*What you need to do*
Write out exactly the lines from the one containing "OCR this image." through the last line of the records below, including both.

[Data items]
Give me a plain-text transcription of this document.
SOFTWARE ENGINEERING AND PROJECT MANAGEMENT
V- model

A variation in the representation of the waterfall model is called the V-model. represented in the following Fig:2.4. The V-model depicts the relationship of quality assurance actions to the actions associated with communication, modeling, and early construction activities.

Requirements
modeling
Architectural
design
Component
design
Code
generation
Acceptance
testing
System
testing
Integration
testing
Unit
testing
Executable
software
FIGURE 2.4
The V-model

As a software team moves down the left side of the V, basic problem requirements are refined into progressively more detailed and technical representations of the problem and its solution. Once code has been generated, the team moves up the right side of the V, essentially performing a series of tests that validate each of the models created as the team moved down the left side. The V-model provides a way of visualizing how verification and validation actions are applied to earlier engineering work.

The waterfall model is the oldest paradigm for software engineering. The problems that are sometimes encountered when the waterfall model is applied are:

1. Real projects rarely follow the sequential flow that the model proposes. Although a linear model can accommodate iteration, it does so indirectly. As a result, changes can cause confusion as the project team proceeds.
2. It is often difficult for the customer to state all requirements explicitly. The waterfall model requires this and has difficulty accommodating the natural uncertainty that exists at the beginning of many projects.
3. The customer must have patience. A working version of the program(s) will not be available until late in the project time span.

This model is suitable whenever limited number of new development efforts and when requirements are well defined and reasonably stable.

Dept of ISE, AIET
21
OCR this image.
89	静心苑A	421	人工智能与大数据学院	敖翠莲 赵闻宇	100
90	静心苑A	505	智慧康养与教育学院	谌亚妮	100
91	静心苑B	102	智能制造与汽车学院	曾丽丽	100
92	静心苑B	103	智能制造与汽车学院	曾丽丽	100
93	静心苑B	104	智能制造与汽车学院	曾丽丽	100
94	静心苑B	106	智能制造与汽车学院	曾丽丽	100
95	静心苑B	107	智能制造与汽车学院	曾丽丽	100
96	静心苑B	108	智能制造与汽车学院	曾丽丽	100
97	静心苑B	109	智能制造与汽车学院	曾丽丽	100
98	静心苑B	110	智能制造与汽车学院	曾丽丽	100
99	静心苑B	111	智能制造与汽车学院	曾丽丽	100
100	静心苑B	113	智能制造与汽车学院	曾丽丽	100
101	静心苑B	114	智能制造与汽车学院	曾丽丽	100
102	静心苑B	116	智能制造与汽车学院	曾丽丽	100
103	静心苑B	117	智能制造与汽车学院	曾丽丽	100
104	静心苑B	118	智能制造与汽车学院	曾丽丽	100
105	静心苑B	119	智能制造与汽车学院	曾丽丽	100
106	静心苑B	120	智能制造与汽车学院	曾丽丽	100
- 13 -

*The answer*
OCR this image.
89	静心苑A	421	人工智能与大数据学院	敖翠莲 赵闻宇	100
90	静心苑A	505	智慧康养与教育学院	谌亚妮	100
91	静心苑B	102	智能制造与汽车学院	曾丽丽	100
92	静心苑B	103	智能制造与汽车学院	曾丽丽	100
93	静心苑B	104	智能制造与汽车学院	曾丽丽	100
94	静心苑B	106	智能制造与汽车学院	曾丽丽	100
95	静心苑B	107	智能制造与汽车学院	曾丽丽	100
96	静心苑B	108	智能制造与汽车学院	曾丽丽	100
97	静心苑B	109	智能制造与汽车学院	曾丽丽	100
98	静心苑B	110	智能制造与汽车学院	曾丽丽	100
99	静心苑B	111	智能制造与汽车学院	曾丽丽	100
100	静心苑B	113	智能制造与汽车学院	曾丽丽	100
101	静心苑B	114	智能制造与汽车学院	曾丽丽	100
102	静心苑B	116	智能制造与汽车学院	曾丽丽	100
103	静心苑B	117	智能制造与汽车学院	曾丽丽	100
104	静心苑B	118	智能制造与汽车学院	曾丽丽	100
105	静心苑B	119	智能制造与汽车学院	曾丽丽	100
106	静心苑B	120	智能制造与汽车学院	曾丽丽	100
- 13 -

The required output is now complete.